## WHAT THE TASK ASKS
Every entry below must appear again, exactly as written.

## Stored records

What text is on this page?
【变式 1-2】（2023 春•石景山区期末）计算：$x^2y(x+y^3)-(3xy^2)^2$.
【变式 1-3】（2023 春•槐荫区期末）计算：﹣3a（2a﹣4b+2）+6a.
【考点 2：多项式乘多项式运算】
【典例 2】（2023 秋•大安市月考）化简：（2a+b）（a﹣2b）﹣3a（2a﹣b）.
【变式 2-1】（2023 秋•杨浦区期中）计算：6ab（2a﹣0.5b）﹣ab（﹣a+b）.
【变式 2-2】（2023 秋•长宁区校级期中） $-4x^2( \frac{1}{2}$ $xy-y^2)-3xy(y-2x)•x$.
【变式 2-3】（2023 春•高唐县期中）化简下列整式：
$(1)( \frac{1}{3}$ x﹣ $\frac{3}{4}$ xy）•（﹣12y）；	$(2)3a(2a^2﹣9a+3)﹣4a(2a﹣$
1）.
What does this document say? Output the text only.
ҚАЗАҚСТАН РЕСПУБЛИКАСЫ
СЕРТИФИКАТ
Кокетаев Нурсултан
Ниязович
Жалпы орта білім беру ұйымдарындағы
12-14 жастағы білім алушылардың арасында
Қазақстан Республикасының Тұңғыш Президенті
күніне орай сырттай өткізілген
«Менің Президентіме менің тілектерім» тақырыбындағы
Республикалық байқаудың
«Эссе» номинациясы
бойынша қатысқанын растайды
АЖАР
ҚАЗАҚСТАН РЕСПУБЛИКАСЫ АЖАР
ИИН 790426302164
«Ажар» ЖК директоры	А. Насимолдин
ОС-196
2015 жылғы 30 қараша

## FULL ANSWER
What text is on this page?
【变式 1-2】（2023 春•石景山区期末）计算：$x^2y(x+y^3)-(3xy^2)^2$.
【变式 1-3】（2023 春•槐荫区期末）计算：﹣3a（2a﹣4b+2）+6a.
【考点 2：多项式乘多项式运算】
【典例 2】（2023 秋•大安市月考）化简：（2a+b）（a﹣2b）﹣3a（2a﹣b）.
【变式 2-1】（2023 秋•杨浦区期中）计算：6ab（2a﹣0.5b）﹣ab（﹣a+b）.
【变式 2-2】（2023 秋•长宁区校级期中） $-4x^2( \frac{1}{2}$ $xy-y^2)-3xy(y-2x)•x$.
【变式 2-3】（2023 春•高唐县期中）化简下列整式：
$(1)( \frac{1}{3}$ x﹣ $\frac{3}{4}$ xy）•（﹣12y）；	$(2)3a(2a^2﹣9a+3)﹣4a(2a﹣$
1）.
What does this document say? Output the text only.
ҚАЗАҚСТАН РЕСПУБЛИКАСЫ
СЕРТИФИКАТ
Кокетаев Нурсултан
Ниязович
Жалпы орта білім беру ұйымдарындағы
12-14 жастағы білім алушылардың арасында
Қазақстан Республикасының Тұңғыш Президенті
күніне орай сырттай өткізілген
«Менің Президентіме менің тілектерім» тақырыбындағы
Республикалық байқаудың
«Эссе» номинациясы
бойынша қатысқанын растайды
АЖАР
ҚАЗАҚСТАН РЕСПУБЛИКАСЫ АЖАР
ИИН 790426302164
«Ажар» ЖК директоры	А. Насимолдин
ОС-196
2015 жылғы 30 қараша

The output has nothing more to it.